→ **What the task requires**: Could every line of the data be printed exactly as it reads?

**** Data lines ****

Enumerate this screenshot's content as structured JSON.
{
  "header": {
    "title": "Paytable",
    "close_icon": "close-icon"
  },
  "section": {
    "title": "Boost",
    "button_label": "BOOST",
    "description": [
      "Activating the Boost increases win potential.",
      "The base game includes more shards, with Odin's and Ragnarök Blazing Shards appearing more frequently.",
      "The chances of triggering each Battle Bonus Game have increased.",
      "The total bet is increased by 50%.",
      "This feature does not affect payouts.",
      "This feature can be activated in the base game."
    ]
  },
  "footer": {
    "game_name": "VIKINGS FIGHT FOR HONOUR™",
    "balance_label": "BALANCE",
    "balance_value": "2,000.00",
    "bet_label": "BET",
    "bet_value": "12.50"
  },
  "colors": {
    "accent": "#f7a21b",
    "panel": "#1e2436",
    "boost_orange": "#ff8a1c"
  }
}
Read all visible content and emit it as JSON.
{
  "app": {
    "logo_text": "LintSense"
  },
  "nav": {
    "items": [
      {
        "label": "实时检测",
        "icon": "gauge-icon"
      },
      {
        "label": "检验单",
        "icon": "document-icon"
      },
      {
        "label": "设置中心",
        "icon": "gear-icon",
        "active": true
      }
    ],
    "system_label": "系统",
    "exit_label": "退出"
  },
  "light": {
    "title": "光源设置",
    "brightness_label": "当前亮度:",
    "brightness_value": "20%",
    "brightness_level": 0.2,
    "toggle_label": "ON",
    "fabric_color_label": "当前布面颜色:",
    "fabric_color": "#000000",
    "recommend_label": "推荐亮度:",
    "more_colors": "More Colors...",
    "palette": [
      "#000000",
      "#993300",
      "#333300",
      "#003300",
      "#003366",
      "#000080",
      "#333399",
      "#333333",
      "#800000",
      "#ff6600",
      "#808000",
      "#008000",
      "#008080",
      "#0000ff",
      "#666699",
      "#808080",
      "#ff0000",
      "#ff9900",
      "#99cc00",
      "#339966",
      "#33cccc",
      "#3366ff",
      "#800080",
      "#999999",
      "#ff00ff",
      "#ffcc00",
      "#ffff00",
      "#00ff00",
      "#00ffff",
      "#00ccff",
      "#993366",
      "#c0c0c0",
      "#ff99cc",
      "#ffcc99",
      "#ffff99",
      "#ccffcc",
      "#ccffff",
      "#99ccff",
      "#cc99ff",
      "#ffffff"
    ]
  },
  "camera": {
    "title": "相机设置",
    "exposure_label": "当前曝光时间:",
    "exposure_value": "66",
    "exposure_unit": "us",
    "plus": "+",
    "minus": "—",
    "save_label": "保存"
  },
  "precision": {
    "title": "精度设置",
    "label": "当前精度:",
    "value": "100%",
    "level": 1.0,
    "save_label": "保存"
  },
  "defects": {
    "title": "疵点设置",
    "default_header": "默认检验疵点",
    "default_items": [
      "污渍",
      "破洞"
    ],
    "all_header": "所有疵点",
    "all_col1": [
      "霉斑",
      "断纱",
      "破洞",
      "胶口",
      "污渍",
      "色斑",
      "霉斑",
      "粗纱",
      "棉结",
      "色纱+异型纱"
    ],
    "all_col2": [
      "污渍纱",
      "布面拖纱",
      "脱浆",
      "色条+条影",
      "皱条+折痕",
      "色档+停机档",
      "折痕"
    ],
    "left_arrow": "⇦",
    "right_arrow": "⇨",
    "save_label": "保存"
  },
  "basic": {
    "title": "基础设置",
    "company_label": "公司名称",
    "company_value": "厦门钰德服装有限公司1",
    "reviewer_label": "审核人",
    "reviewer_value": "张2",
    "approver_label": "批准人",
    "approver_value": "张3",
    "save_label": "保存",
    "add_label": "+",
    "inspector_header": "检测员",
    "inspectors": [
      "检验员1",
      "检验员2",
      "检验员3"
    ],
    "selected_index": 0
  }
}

****

→ **Result of the task**:
Enumerate this screenshot's content as structured JSON.
{
  "header": {
    "title": "Paytable",
    "close_icon": "close-icon"
  },
  "section": {
    "title": "Boost",
    "button_label": "BOOST",
    "description": [
      "Activating the Boost increases win potential.",
      "The base game includes more shards, with Odin's and Ragnarök Blazing Shards appearing more frequently.",
      "The chances of triggering each Battle Bonus Game have increased.",
      "The total bet is increased by 50%.",
      "This feature does not affect payouts.",
      "This feature can be activated in the base game."
    ]
  },
  "footer": {
    "game_name": "VIKINGS FIGHT FOR HONOUR™",
    "balance_label": "BALANCE",
    "balance_value": "2,000.00",
    "bet_label": "BET",
    "bet_value": "12.50"
  },
  "colors": {
    "accent": "#f7a21b",
    "panel": "#1e2436",
    "boost_orange": "#ff8a1c"
  }
}
Read all visible content and emit it as JSON.
{
  "app": {
    "logo_text": "LintSense"
  },
  "nav": {
    "items": [
      {
        "label": "实时检测",
        "icon": "gauge-icon"
      },
      {
        "label": "检验单",
        "icon": "document-icon"
      },
      {
        "label": "设置中心",
        "icon": "gear-icon",
        "active": true
      }
    ],
    "system_label": "系统",
    "exit_label": "退出"
  },
  "light": {
    "title": "光源设置",
    "brightness_label": "当前亮度:",
    "brightness_value": "20%",
    "brightness_level": 0.2,
    "toggle_label": "ON",
    "fabric_color_label": "当前布面颜色:",
    "fabric_color": "#000000",
    "recommend_label": "推荐亮度:",
    "more_colors": "More Colors...",
    "palette": [
      "#000000",
      "#993300",
      "#333300",
      "#003300",
      "#003366",
      "#000080",
      "#333399",
      "#333333",
      "#800000",
      "#ff6600",
      "#808000",
      "#008000",
      "#008080",
      "#0000ff",
      "#666699",
      "#808080",
      "#ff0000",
      "#ff9900",
      "#99cc00",
      "#339966",
      "#33cccc",
      "#3366ff",
      "#800080",
      "#999999",
      "#ff00ff",
      "#ffcc00",
      "#ffff00",
      "#00ff00",
      "#00ffff",
      "#00ccff",
      "#993366",
      "#c0c0c0",
      "#ff99cc",
      "#ffcc99",
      "#ffff99",
      "#ccffcc",
      "#ccffff",
      "#99ccff",
      "#cc99ff",
      "#ffffff"
    ]
  },
  "camera": {
    "title": "相机设置",
    "exposure_label": "当前曝光时间:",
    "exposure_value": "66",
    "exposure_unit": "us",
    "plus": "+",
    "minus": "—",
    "save_label": "保存"
  },
  "precision": {
    "title": "精度设置",
    "label": "当前精度:",
    "value": "100%",
    "level": 1.0,
    "save_label": "保存"
  },
  "defects": {
    "title": "疵点设置",
    "default_header": "默认检验疵点",
    "default_items": [
      "污渍",
      "破洞"
    ],
    "all_header": "所有疵点",
    "all_col1": [
      "霉斑",
      "断纱",
      "破洞",
      "胶口",
      "污渍",
      "色斑",
      "霉斑",
      "粗纱",
      "棉结",
      "色纱+异型纱"
    ],
    "all_col2": [
      "污渍纱",
      "布面拖纱",
      "脱浆",
      "色条+条影",
      "皱条+折痕",
      "色档+停机档",
      "折痕"
    ],
    "left_arrow": "⇦",
    "right_arrow": "⇨",
    "save_label": "保存"
  },
  "basic": {
    "title": "基础设置",
    "company_label": "公司名称",
    "company_value": "厦门钰德服装有限公司1",
    "reviewer_label": "审核人",
    "reviewer_value": "张2",
    "approver_label": "批准人",
    "approver_value": "张3",
    "save_label": "保存",
    "add_label": "+",
    "inspector_header": "检测员",
    "inspectors": [
      "检验员1",
      "检验员2",
      "检验员3"
    ],
    "selected_index": 0
  }
}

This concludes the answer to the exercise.